• Given problem: Restate the data word for word and leave the images out.

====== Data entries ======

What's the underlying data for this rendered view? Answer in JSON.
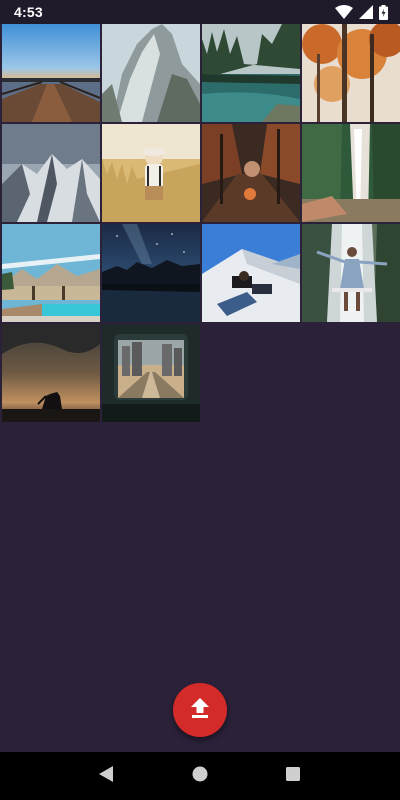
{
  "status_bar": {
    "time": "4:53",
    "icons": [
      "wifi-icon",
      "signal-icon",
      "battery-icon"
    ]
  },
  "gallery": {
    "photos": [
      {
        "name": "pier-sunset"
      },
      {
        "name": "rocky-mountain-cliff"
      },
      {
        "name": "forest-lake"
      },
      {
        "name": "autumn-trees"
      },
      {
        "name": "snowy-mountains"
      },
      {
        "name": "child-wheat-field"
      },
      {
        "name": "autumn-forest-path"
      },
      {
        "name": "waterfall-cliff"
      },
      {
        "name": "pool-mountains"
      },
      {
        "name": "night-sky-lake"
      },
      {
        "name": "person-building-sky"
      },
      {
        "name": "woman-waterfall"
      },
      {
        "name": "storm-clouds-silhouette"
      },
      {
        "name": "train-window-city"
      }
    ]
  },
  "fab": {
    "icon": "upload-icon",
    "color": "#d32a2a"
  },
  "navigation": {
    "icons": [
      "back-icon",
      "home-icon",
      "recents-icon"
    ]
  },
  "colors": {
    "background": "#2b2139",
    "status_bar": "#201a2b",
    "accent": "#d32a2a"
  }
}
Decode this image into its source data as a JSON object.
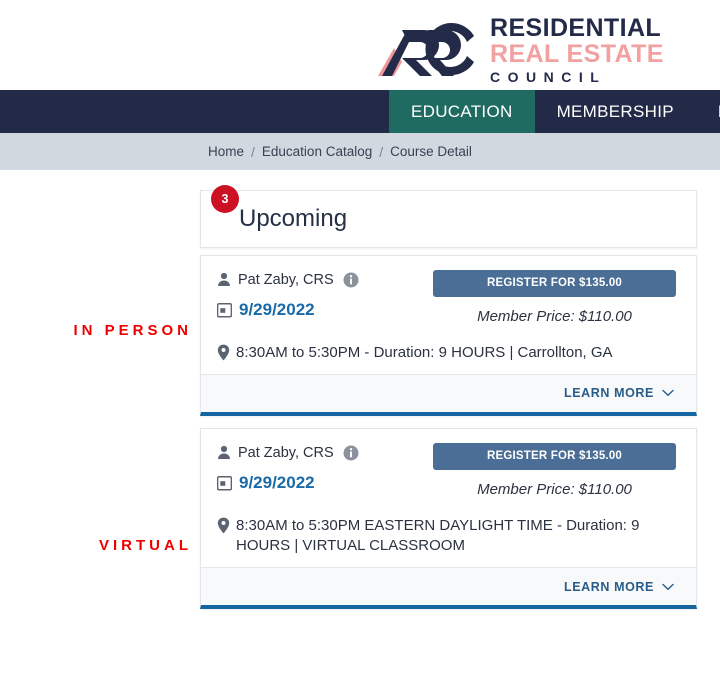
{
  "header": {
    "logo": {
      "mark_alt": "rrc-logo-mark",
      "line1": "RESIDENTIAL",
      "line2": "REAL ESTATE",
      "line3": "COUNCIL"
    }
  },
  "nav": {
    "items": [
      {
        "label": "EDUCATION",
        "active": true
      },
      {
        "label": "MEMBERSHIP",
        "active": false
      },
      {
        "label": "E",
        "active": false
      }
    ]
  },
  "breadcrumb": {
    "items": [
      "Home",
      "Education Catalog",
      "Course Detail"
    ],
    "separator": "/"
  },
  "side_labels": {
    "in_person": "IN PERSON",
    "virtual": "VIRTUAL"
  },
  "upcoming": {
    "title": "Upcoming",
    "count": "3"
  },
  "courses": [
    {
      "delivery": "IN PERSON",
      "instructor": "Pat Zaby, CRS",
      "date": "9/29/2022",
      "location": "8:30AM to 5:30PM - Duration: 9 HOURS | Carrollton, GA",
      "register_label": "REGISTER FOR $135.00",
      "member_price": "Member Price: $110.00",
      "learn_more": "LEARN MORE"
    },
    {
      "delivery": "VIRTUAL",
      "instructor": "Pat Zaby, CRS",
      "date": "9/29/2022",
      "location": "8:30AM to 5:30PM EASTERN DAYLIGHT TIME - Duration: 9 HOURS | VIRTUAL CLASSROOM",
      "register_label": "REGISTER FOR $135.00",
      "member_price": "Member Price: $110.00",
      "learn_more": "LEARN MORE"
    }
  ],
  "colors": {
    "nav_bg": "#232a47",
    "nav_active": "#1f6b61",
    "breadcrumb_bg": "#d2d8e0",
    "badge_red": "#cc1122",
    "label_red": "#ee0000",
    "date_blue": "#1a6aa8",
    "register_blue": "#4a6e96",
    "card_accent": "#1565a0",
    "logo_navy": "#242b48",
    "logo_pink": "#f2a0a0"
  },
  "icons": {
    "person": "person-icon",
    "info": "info-icon",
    "calendar": "calendar-icon",
    "pin": "map-pin-icon",
    "chevron": "chevron-down-icon"
  }
}
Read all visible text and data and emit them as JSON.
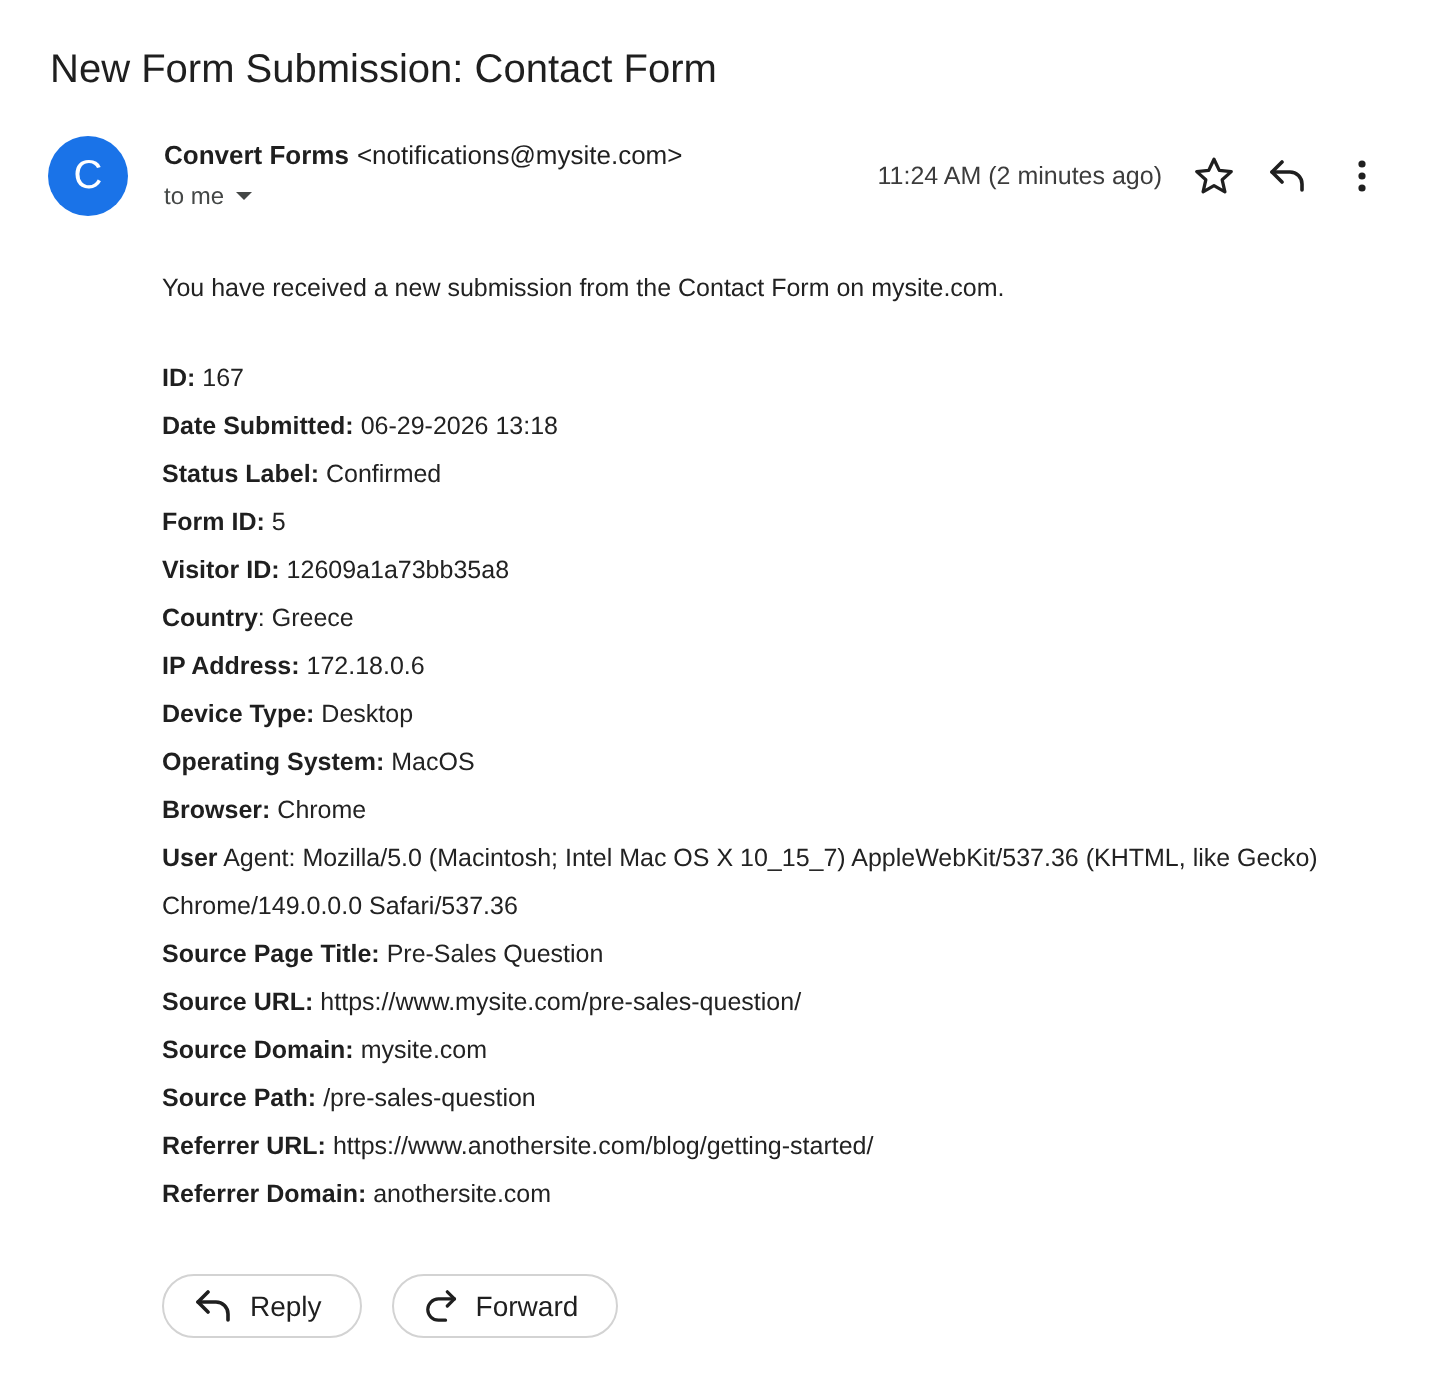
{
  "subject": "New Form Submission: Contact Form",
  "message": {
    "avatar": {
      "initial": "C"
    },
    "sender_name": "Convert Forms",
    "sender_email": "<notifications@mysite.com>",
    "recipient": "to me",
    "time": "11:24 AM (2 minutes ago)",
    "starred": false
  },
  "body": {
    "intro": "You have received a new submission from the Contact Form on mysite.com.",
    "fields": [
      "**ID:** 167",
      "**Date Submitted:** 06-29-2026 13:18",
      "**Status Label:** Confirmed",
      "**Form ID:** 5",
      "**Visitor ID:** 12609a1a73bb35a8",
      "**Country**: Greece",
      "**IP Address:** 172.18.0.6",
      "**Device Type:** Desktop",
      "**Operating System:** MacOS",
      "**Browser:** Chrome",
      "**User** Agent: Mozilla/5.0 (Macintosh; Intel Mac OS X 10_15_7) AppleWebKit/537.36 (KHTML, like Gecko) Chrome/149.0.0.0 Safari/537.36",
      "**Source Page Title:** Pre-Sales Question",
      "**Source URL:** https://www.mysite.com/pre-sales-question/",
      "**Source Domain:** mysite.com",
      "**Source Path:** /pre-sales-question",
      "**Referrer URL:** https://www.anothersite.com/blog/getting-started/",
      "**Referrer Domain:** anothersite.com"
    ]
  },
  "actions": [
    {
      "kind": "reply",
      "label": "Reply"
    },
    {
      "kind": "forward",
      "label": "Forward"
    }
  ]
}
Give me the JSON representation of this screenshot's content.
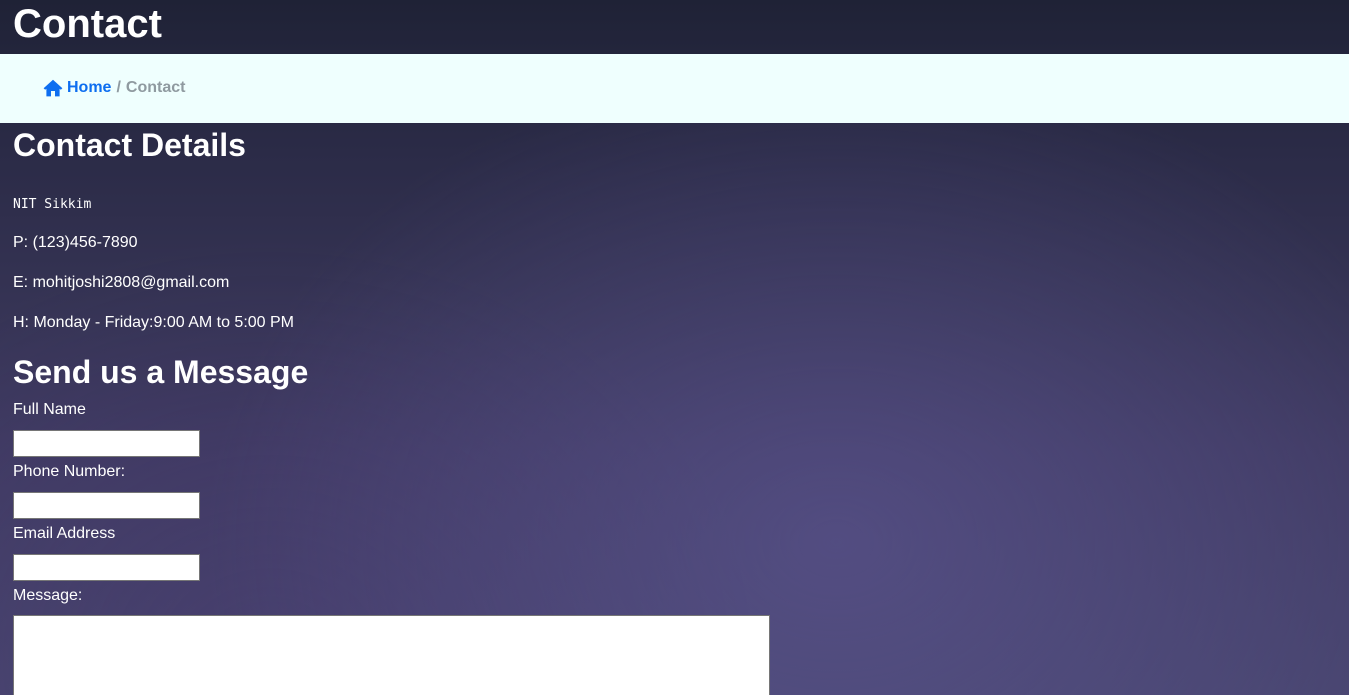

======

• Task response:
What's the underlying data for this rendered view? Answer in JSON.
{
  "status_bar": {
    "time": "4:53",
    "icons": [
      "wifi-icon",
      "signal-icon",
      "battery-icon"
    ]
  },
  "gallery": {
    "photos": [
      {
        "name": "pier-sunset"
      },
      {
        "name": "rocky-mountain-cliff"
      },
      {
        "name": "forest-lake"
      },
      {
        "name": "autumn-trees"
      },
      {
        "name": "snowy-mountains"
      },
      {
        "name": "child-wheat-field"
      },
      {
        "name": "autumn-forest-path"
      },
      {
        "name": "waterfall-cliff"
      },
      {
        "name": "pool-mountains"
      },
      {
        "name": "night-sky-lake"
      },
      {
        "name": "person-building-sky"
      },
      {
        "name": "woman-waterfall"
      },
      {
        "name": "storm-clouds-silhouette"
      },
      {
        "name": "train-window-city"
      }
    ]
  },
  "fab": {
    "icon": "upload-icon",
    "color": "#d32a2a"
  },
  "navigation": {
    "icons": [
      "back-icon",
      "home-icon",
      "recents-icon"
    ]
  },
  "colors": {
    "background": "#2b2139",
    "status_bar": "#201a2b",
    "accent": "#d32a2a"
  }
}
Decode this image into its source data as a JSON object.
{
  "header": {
    "logo": {
      "mark_alt": "rrc-logo-mark",
      "line1": "RESIDENTIAL",
      "line2": "REAL ESTATE",
      "line3": "COUNCIL"
    }
  },
  "nav": {
    "items": [
      {
        "label": "EDUCATION",
        "active": true
      },
      {
        "label": "MEMBERSHIP",
        "active": false
      },
      {
        "label": "E",
        "active": false
      }
    ]
  },
  "breadcrumb": {
    "items": [
      "Home",
      "Education Catalog",
      "Course Detail"
    ],
    "separator": "/"
  },
  "side_labels": {
    "in_person": "IN PERSON",
    "virtual": "VIRTUAL"
  },
  "upcoming": {
    "title": "Upcoming",
    "count": "3"
  },
  "courses": [
    {
      "delivery": "IN PERSON",
      "instructor": "Pat Zaby, CRS",
      "date": "9/29/2022",
      "location": "8:30AM to 5:30PM - Duration: 9 HOURS | Carrollton, GA",
      "register_label": "REGISTER FOR $135.00",
      "member_price": "Member Price: $110.00",
      "learn_more": "LEARN MORE"
    },
    {
      "delivery": "VIRTUAL",
      "instructor": "Pat Zaby, CRS",
      "date": "9/29/2022",
      "location": "8:30AM to 5:30PM EASTERN DAYLIGHT TIME - Duration: 9 HOURS | VIRTUAL CLASSROOM",
      "register_label": "REGISTER FOR $135.00",
      "member_price": "Member Price: $110.00",
      "learn_more": "LEARN MORE"
    }
  ],
  "colors": {
    "nav_bg": "#232a47",
    "nav_active": "#1f6b61",
    "breadcrumb_bg": "#d2d8e0",
    "badge_red": "#cc1122",
    "label_red": "#ee0000",
    "date_blue": "#1a6aa8",
    "register_blue": "#4a6e96",
    "card_accent": "#1565a0",
    "logo_navy": "#242b48",
    "logo_pink": "#f2a0a0"
  },
  "icons": {
    "person": "person-icon",
    "info": "info-icon",
    "calendar": "calendar-icon",
    "pin": "map-pin-icon",
    "chevron": "chevron-down-icon"
  }
}
Read all visible text and data and emit them as JSON.
{
  "subject": "New Form Submission: Contact Form",
  "message": {
    "avatar": {
      "initial": "C"
    },
    "sender_name": "Convert Forms",
    "sender_email": "<notifications@mysite.com>",
    "recipient": "to me",
    "time": "11:24 AM (2 minutes ago)",
    "starred": false
  },
  "body": {
    "intro": "You have received a new submission from the Contact Form on mysite.com.",
    "fields": [
      "**ID:** 167",
      "**Date Submitted:** 06-29-2026 13:18",
      "**Status Label:** Confirmed",
      "**Form ID:** 5",
      "**Visitor ID:** 12609a1a73bb35a8",
      "**Country**: Greece",
      "**IP Address:** 172.18.0.6",
      "**Device Type:** Desktop",
      "**Operating System:** MacOS",
      "**Browser:** Chrome",
      "**User** Agent: Mozilla/5.0 (Macintosh; Intel Mac OS X 10_15_7) AppleWebKit/537.36 (KHTML, like Gecko) Chrome/149.0.0.0 Safari/537.36",
      "**Source Page Title:** Pre-Sales Question",
      "**Source URL:** https://www.mysite.com/pre-sales-question/",
      "**Source Domain:** mysite.com",
      "**Source Path:** /pre-sales-question",
      "**Referrer URL:** https://www.anothersite.com/blog/getting-started/",
      "**Referrer Domain:** anothersite.com"
    ]
  },
  "actions": [
    {
      "kind": "reply",
      "label": "Reply"
    },
    {
      "kind": "forward",
      "label": "Forward"
    }
  ]
}
Give me the JSON representation of this screenshot's content.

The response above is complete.